=== SET EXERCISE ===
Do not copy the pictures; transcribe all other material exactly.

=== RECORDS ===

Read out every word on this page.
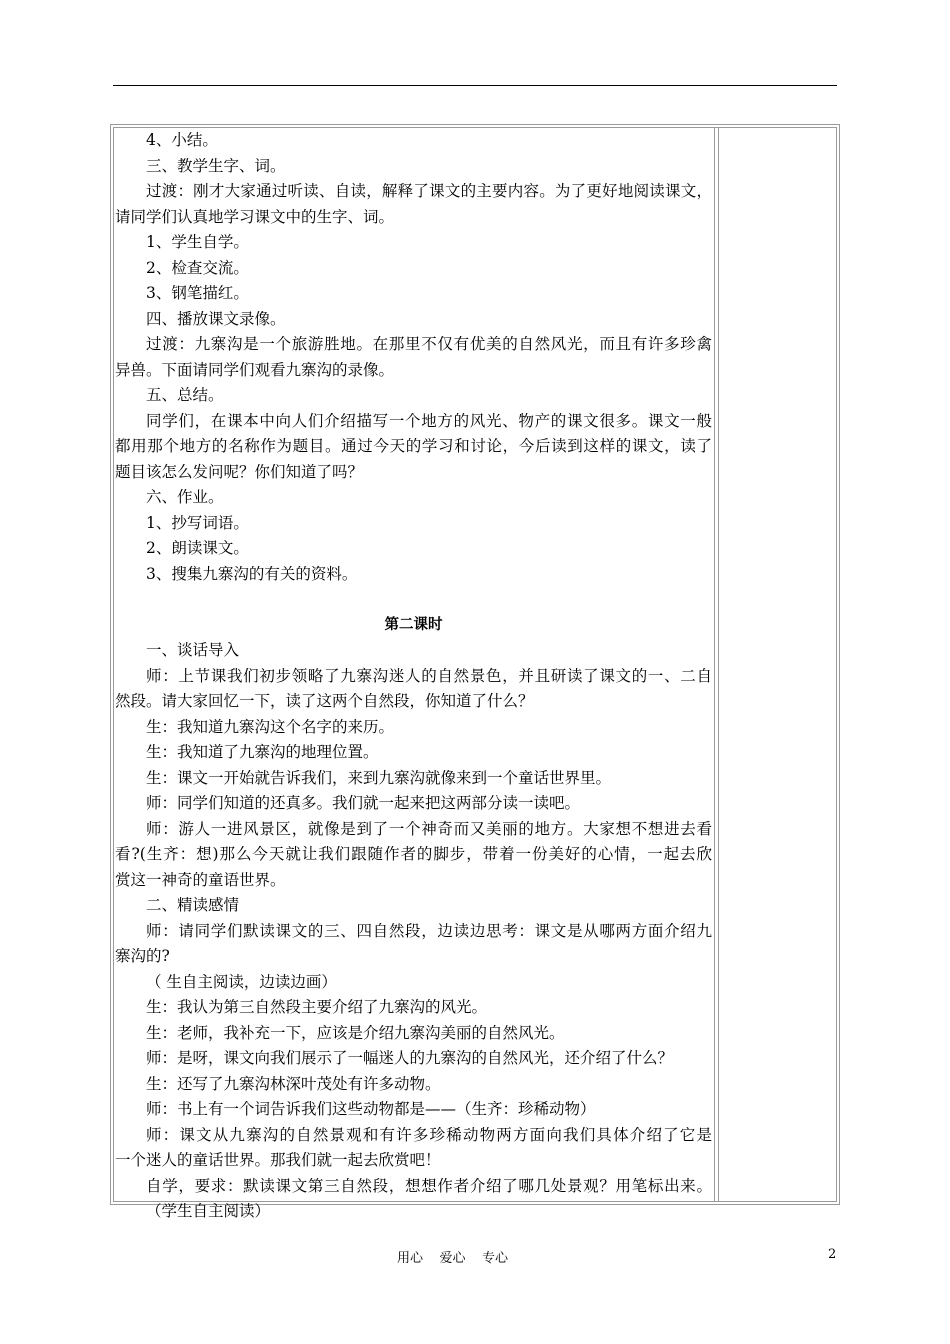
4、小结。
三、教学生字、词。
过渡：刚才大家通过听读、自读，解释了课文的主要内容。为了更好地阅读课文，
请同学们认真地学习课文中的生字、词。
1、学生自学。
2、检查交流。
3、钢笔描红。
四、播放课文录像。
过渡：九寨沟是一个旅游胜地。在那里不仅有优美的自然风光，而且有许多珍禽
异兽。下面请同学们观看九寨沟的录像。
五、总结。
同学们，在课本中向人们介绍描写一个地方的风光、物产的课文很多。课文一般
都用那个地方的名称作为题目。通过今天的学习和讨论，今后读到这样的课文，读了
题目该怎么发问呢？你们知道了吗？
六、作业。
1、抄写词语。
2、朗读课文。
3、搜集九寨沟的有关的资料。
第二课时
一、谈话导入
师：上节课我们初步领略了九寨沟迷人的自然景色，并且研读了课文的一、二自
然段。请大家回忆一下，读了这两个自然段，你知道了什么？
生：我知道九寨沟这个名字的来历。
生：我知道了九寨沟的地理位置。
生：课文一开始就告诉我们，来到九寨沟就像来到一个童话世界里。
师：同学们知道的还真多。我们就一起来把这两部分读一读吧。
师：游人一进风景区，就像是到了一个神奇而又美丽的地方。大家想不想进去看
看?(生齐：想)那么今天就让我们跟随作者的脚步，带着一份美好的心情，一起去欣
赏这一神奇的童语世界。
二、精读感情
师：请同学们默读课文的三、四自然段，边读边思考：课文是从哪两方面介绍九
寨沟的?
（ 生自主阅读，边读边画）
生：我认为第三自然段主要介绍了九寨沟的风光。
生：老师，我补充一下，应该是介绍九寨沟美丽的自然风光。
师：是呀，课文向我们展示了一幅迷人的九寨沟的自然风光，还介绍了什么？
生：还写了九寨沟林深叶茂处有许多动物。
师：书上有一个词告诉我们这些动物都是——（生齐：珍稀动物）
师：课文从九寨沟的自然景观和有许多珍稀动物两方面向我们具体介绍了它是
一个迷人的童话世界。那我们就一起去欣赏吧！
自学，要求：默读课文第三自然段，想想作者介绍了哪几处景观？用笔标出来。
（学生自主阅读）
用心    爱心    专心	2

=== FINAL ANSWER ===
Read out every word on this page.
4、小结。
三、教学生字、词。
过渡：刚才大家通过听读、自读，解释了课文的主要内容。为了更好地阅读课文，
请同学们认真地学习课文中的生字、词。
1、学生自学。
2、检查交流。
3、钢笔描红。
四、播放课文录像。
过渡：九寨沟是一个旅游胜地。在那里不仅有优美的自然风光，而且有许多珍禽
异兽。下面请同学们观看九寨沟的录像。
五、总结。
同学们，在课本中向人们介绍描写一个地方的风光、物产的课文很多。课文一般
都用那个地方的名称作为题目。通过今天的学习和讨论，今后读到这样的课文，读了
题目该怎么发问呢？你们知道了吗？
六、作业。
1、抄写词语。
2、朗读课文。
3、搜集九寨沟的有关的资料。
第二课时
一、谈话导入
师：上节课我们初步领略了九寨沟迷人的自然景色，并且研读了课文的一、二自
然段。请大家回忆一下，读了这两个自然段，你知道了什么？
生：我知道九寨沟这个名字的来历。
生：我知道了九寨沟的地理位置。
生：课文一开始就告诉我们，来到九寨沟就像来到一个童话世界里。
师：同学们知道的还真多。我们就一起来把这两部分读一读吧。
师：游人一进风景区，就像是到了一个神奇而又美丽的地方。大家想不想进去看
看?(生齐：想)那么今天就让我们跟随作者的脚步，带着一份美好的心情，一起去欣
赏这一神奇的童语世界。
二、精读感情
师：请同学们默读课文的三、四自然段，边读边思考：课文是从哪两方面介绍九
寨沟的?
（ 生自主阅读，边读边画）
生：我认为第三自然段主要介绍了九寨沟的风光。
生：老师，我补充一下，应该是介绍九寨沟美丽的自然风光。
师：是呀，课文向我们展示了一幅迷人的九寨沟的自然风光，还介绍了什么？
生：还写了九寨沟林深叶茂处有许多动物。
师：书上有一个词告诉我们这些动物都是——（生齐：珍稀动物）
师：课文从九寨沟的自然景观和有许多珍稀动物两方面向我们具体介绍了它是
一个迷人的童话世界。那我们就一起去欣赏吧！
自学，要求：默读课文第三自然段，想想作者介绍了哪几处景观？用笔标出来。
（学生自主阅读）
用心    爱心    专心	2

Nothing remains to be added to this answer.